Dataset rows:
........
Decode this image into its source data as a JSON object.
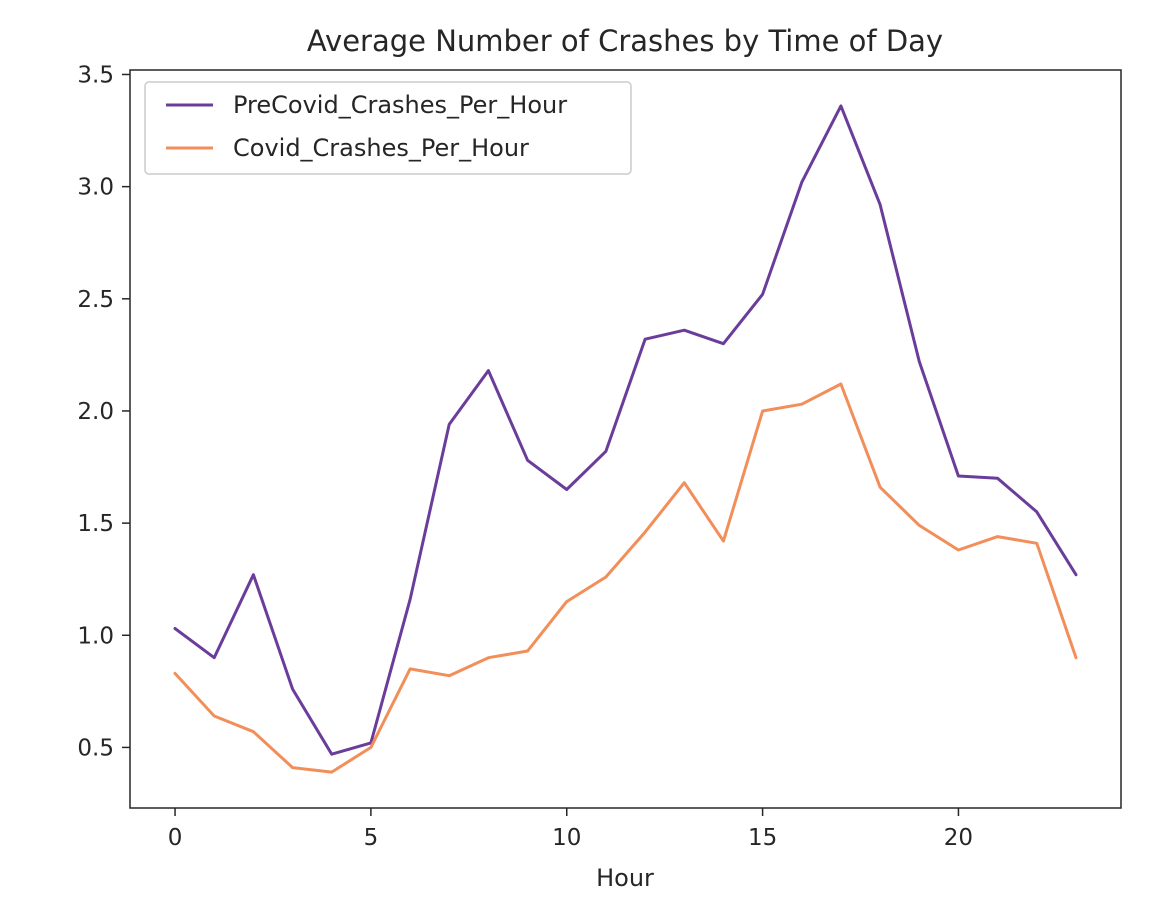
{
  "chart_data": {
    "type": "line",
    "title": "Average Number of Crashes by Time of Day",
    "xlabel": "Hour",
    "ylabel": "",
    "x": [
      0,
      1,
      2,
      3,
      4,
      5,
      6,
      7,
      8,
      9,
      10,
      11,
      12,
      13,
      14,
      15,
      16,
      17,
      18,
      19,
      20,
      21,
      22,
      23
    ],
    "xlim": [
      -1.15,
      24.15
    ],
    "ylim": [
      0.23,
      3.52
    ],
    "xticks": [
      0,
      5,
      10,
      15,
      20
    ],
    "xtick_labels": [
      "0",
      "5",
      "10",
      "15",
      "20"
    ],
    "yticks": [
      0.5,
      1.0,
      1.5,
      2.0,
      2.5,
      3.0,
      3.5
    ],
    "ytick_labels": [
      "0.5",
      "1.0",
      "1.5",
      "2.0",
      "2.5",
      "3.0",
      "3.5"
    ],
    "grid": false,
    "legend_position": "upper-left",
    "series": [
      {
        "name": "PreCovid_Crashes_Per_Hour",
        "color": "#6a3d9a",
        "values": [
          1.03,
          0.9,
          1.27,
          0.76,
          0.47,
          0.52,
          1.16,
          1.94,
          2.18,
          1.78,
          1.65,
          1.82,
          2.32,
          2.36,
          2.3,
          2.52,
          3.02,
          3.36,
          2.92,
          2.22,
          1.71,
          1.7,
          1.55,
          1.27
        ]
      },
      {
        "name": "Covid_Crashes_Per_Hour",
        "color": "#f28e5a",
        "values": [
          0.83,
          0.64,
          0.57,
          0.41,
          0.39,
          0.5,
          0.85,
          0.82,
          0.9,
          0.93,
          1.15,
          1.26,
          1.46,
          1.68,
          1.42,
          2.0,
          2.03,
          2.12,
          1.66,
          1.49,
          1.38,
          1.44,
          1.41,
          0.9
        ]
      }
    ]
  }
}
........
Set task:
Print all the records again exactly; do not include any picture.

Task solution:
Decode this image into its source data as a JSON object.
{
  "chart_data": {
    "type": "line",
    "title": "Average Number of Crashes by Time of Day",
    "xlabel": "Hour",
    "ylabel": "",
    "x": [
      0,
      1,
      2,
      3,
      4,
      5,
      6,
      7,
      8,
      9,
      10,
      11,
      12,
      13,
      14,
      15,
      16,
      17,
      18,
      19,
      20,
      21,
      22,
      23
    ],
    "xlim": [
      -1.15,
      24.15
    ],
    "ylim": [
      0.23,
      3.52
    ],
    "xticks": [
      0,
      5,
      10,
      15,
      20
    ],
    "xtick_labels": [
      "0",
      "5",
      "10",
      "15",
      "20"
    ],
    "yticks": [
      0.5,
      1.0,
      1.5,
      2.0,
      2.5,
      3.0,
      3.5
    ],
    "ytick_labels": [
      "0.5",
      "1.0",
      "1.5",
      "2.0",
      "2.5",
      "3.0",
      "3.5"
    ],
    "grid": false,
    "legend_position": "upper-left",
    "series": [
      {
        "name": "PreCovid_Crashes_Per_Hour",
        "color": "#6a3d9a",
        "values": [
          1.03,
          0.9,
          1.27,
          0.76,
          0.47,
          0.52,
          1.16,
          1.94,
          2.18,
          1.78,
          1.65,
          1.82,
          2.32,
          2.36,
          2.3,
          2.52,
          3.02,
          3.36,
          2.92,
          2.22,
          1.71,
          1.7,
          1.55,
          1.27
        ]
      },
      {
        "name": "Covid_Crashes_Per_Hour",
        "color": "#f28e5a",
        "values": [
          0.83,
          0.64,
          0.57,
          0.41,
          0.39,
          0.5,
          0.85,
          0.82,
          0.9,
          0.93,
          1.15,
          1.26,
          1.46,
          1.68,
          1.42,
          2.0,
          2.03,
          2.12,
          1.66,
          1.49,
          1.38,
          1.44,
          1.41,
          0.9
        ]
      }
    ]
  }
}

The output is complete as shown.